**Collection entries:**
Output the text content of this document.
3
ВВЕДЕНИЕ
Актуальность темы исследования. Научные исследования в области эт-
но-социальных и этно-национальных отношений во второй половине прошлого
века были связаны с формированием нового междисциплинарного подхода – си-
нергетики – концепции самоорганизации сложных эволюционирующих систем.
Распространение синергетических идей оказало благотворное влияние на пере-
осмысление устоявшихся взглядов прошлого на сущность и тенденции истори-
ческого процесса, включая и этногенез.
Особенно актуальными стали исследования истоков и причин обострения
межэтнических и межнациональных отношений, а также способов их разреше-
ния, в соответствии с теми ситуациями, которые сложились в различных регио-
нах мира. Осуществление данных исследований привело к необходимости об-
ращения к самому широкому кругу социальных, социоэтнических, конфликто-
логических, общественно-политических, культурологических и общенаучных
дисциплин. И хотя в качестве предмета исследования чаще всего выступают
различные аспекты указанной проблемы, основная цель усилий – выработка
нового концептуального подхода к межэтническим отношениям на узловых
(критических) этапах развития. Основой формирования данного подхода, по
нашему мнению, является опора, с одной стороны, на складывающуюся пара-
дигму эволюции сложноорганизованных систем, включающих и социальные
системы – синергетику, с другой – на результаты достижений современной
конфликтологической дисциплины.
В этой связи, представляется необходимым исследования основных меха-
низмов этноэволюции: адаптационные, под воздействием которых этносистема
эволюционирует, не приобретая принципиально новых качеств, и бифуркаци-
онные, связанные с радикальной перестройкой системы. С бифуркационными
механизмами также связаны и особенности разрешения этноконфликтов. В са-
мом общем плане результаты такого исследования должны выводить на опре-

**Required work:** The records above should be duplicated in full, exactly as given.

**Response below:**
Output the text content of this document.
3
ВВЕДЕНИЕ
Актуальность темы исследования. Научные исследования в области эт-
но-социальных и этно-национальных отношений во второй половине прошлого
века были связаны с формированием нового междисциплинарного подхода – си-
нергетики – концепции самоорганизации сложных эволюционирующих систем.
Распространение синергетических идей оказало благотворное влияние на пере-
осмысление устоявшихся взглядов прошлого на сущность и тенденции истори-
ческого процесса, включая и этногенез.
Особенно актуальными стали исследования истоков и причин обострения
межэтнических и межнациональных отношений, а также способов их разреше-
ния, в соответствии с теми ситуациями, которые сложились в различных регио-
нах мира. Осуществление данных исследований привело к необходимости об-
ращения к самому широкому кругу социальных, социоэтнических, конфликто-
логических, общественно-политических, культурологических и общенаучных
дисциплин. И хотя в качестве предмета исследования чаще всего выступают
различные аспекты указанной проблемы, основная цель усилий – выработка
нового концептуального подхода к межэтническим отношениям на узловых
(критических) этапах развития. Основой формирования данного подхода, по
нашему мнению, является опора, с одной стороны, на складывающуюся пара-
дигму эволюции сложноорганизованных систем, включающих и социальные
системы – синергетику, с другой – на результаты достижений современной
конфликтологической дисциплины.
В этой связи, представляется необходимым исследования основных меха-
низмов этноэволюции: адаптационные, под воздействием которых этносистема
эволюционирует, не приобретая принципиально новых качеств, и бифуркаци-
онные, связанные с радикальной перестройкой системы. С бифуркационными
механизмами также связаны и особенности разрешения этноконфликтов. В са-
мом общем плане результаты такого исследования должны выводить на опре-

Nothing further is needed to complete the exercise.